→ **What the task requires**: The data below should be restated word for word, with every picture omitted.

Stored records:
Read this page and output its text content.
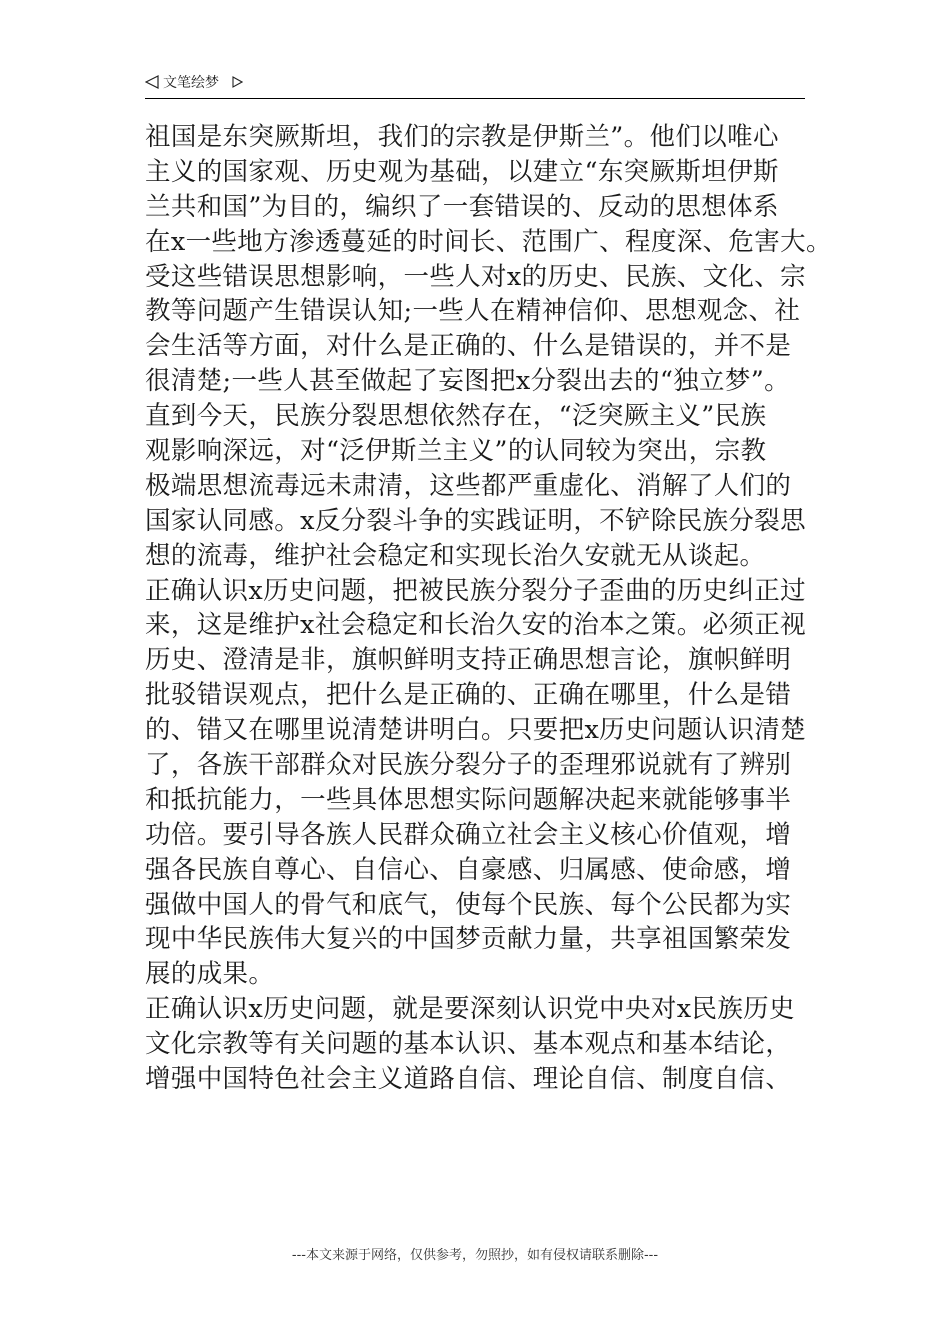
文笔绘梦
祖国是东突厥斯坦，我们的宗教是伊斯兰”。他们以唯心
主义的国家观、历史观为基础，以建立“东突厥斯坦伊斯
兰共和国”为目的，编织了一套错误的、反动的思想体系
在x一些地方渗透蔓延的时间长、范围广、程度深、危害大。
受这些错误思想影响，一些人对x的历史、民族、文化、宗
教等问题产生错误认知;一些人在精神信仰、思想观念、社
会生活等方面，对什么是正确的、什么是错误的，并不是
很清楚;一些人甚至做起了妄图把x分裂出去的“独立梦”。
直到今天，民族分裂思想依然存在，“泛突厥主义”民族
观影响深远，对“泛伊斯兰主义”的认同较为突出，宗教
极端思想流毒远未肃清，这些都严重虚化、消解了人们的
国家认同感。x反分裂斗争的实践证明，不铲除民族分裂思
想的流毒，维护社会稳定和实现长治久安就无从谈起。
正确认识x历史问题，把被民族分裂分子歪曲的历史纠正过
来，这是维护x社会稳定和长治久安的治本之策。必须正视
历史、澄清是非，旗帜鲜明支持正确思想言论，旗帜鲜明
批驳错误观点，把什么是正确的、正确在哪里，什么是错
的、错又在哪里说清楚讲明白。只要把x历史问题认识清楚
了，各族干部群众对民族分裂分子的歪理邪说就有了辨别
和抵抗能力，一些具体思想实际问题解决起来就能够事半
功倍。要引导各族人民群众确立社会主义核心价值观，增
强各民族自尊心、自信心、自豪感、归属感、使命感，增
强做中国人的骨气和底气，使每个民族、每个公民都为实
现中华民族伟大复兴的中国梦贡献力量，共享祖国繁荣发
展的成果。
正确认识x历史问题，就是要深刻认识党中央对x民族历史
文化宗教等有关问题的基本认识、基本观点和基本结论，
增强中国特色社会主义道路自信、理论自信、制度自信、
---本文来源于网络，仅供参考，勿照抄，如有侵权请联系删除---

→ **Written reply**:
Read this page and output its text content.
文笔绘梦
祖国是东突厥斯坦，我们的宗教是伊斯兰”。他们以唯心
主义的国家观、历史观为基础，以建立“东突厥斯坦伊斯
兰共和国”为目的，编织了一套错误的、反动的思想体系
在x一些地方渗透蔓延的时间长、范围广、程度深、危害大。
受这些错误思想影响，一些人对x的历史、民族、文化、宗
教等问题产生错误认知;一些人在精神信仰、思想观念、社
会生活等方面，对什么是正确的、什么是错误的，并不是
很清楚;一些人甚至做起了妄图把x分裂出去的“独立梦”。
直到今天，民族分裂思想依然存在，“泛突厥主义”民族
观影响深远，对“泛伊斯兰主义”的认同较为突出，宗教
极端思想流毒远未肃清，这些都严重虚化、消解了人们的
国家认同感。x反分裂斗争的实践证明，不铲除民族分裂思
想的流毒，维护社会稳定和实现长治久安就无从谈起。
正确认识x历史问题，把被民族分裂分子歪曲的历史纠正过
来，这是维护x社会稳定和长治久安的治本之策。必须正视
历史、澄清是非，旗帜鲜明支持正确思想言论，旗帜鲜明
批驳错误观点，把什么是正确的、正确在哪里，什么是错
的、错又在哪里说清楚讲明白。只要把x历史问题认识清楚
了，各族干部群众对民族分裂分子的歪理邪说就有了辨别
和抵抗能力，一些具体思想实际问题解决起来就能够事半
功倍。要引导各族人民群众确立社会主义核心价值观，增
强各民族自尊心、自信心、自豪感、归属感、使命感，增
强做中国人的骨气和底气，使每个民族、每个公民都为实
现中华民族伟大复兴的中国梦贡献力量，共享祖国繁荣发
展的成果。
正确认识x历史问题，就是要深刻认识党中央对x民族历史
文化宗教等有关问题的基本认识、基本观点和基本结论，
增强中国特色社会主义道路自信、理论自信、制度自信、
---本文来源于网络，仅供参考，勿照抄，如有侵权请联系删除---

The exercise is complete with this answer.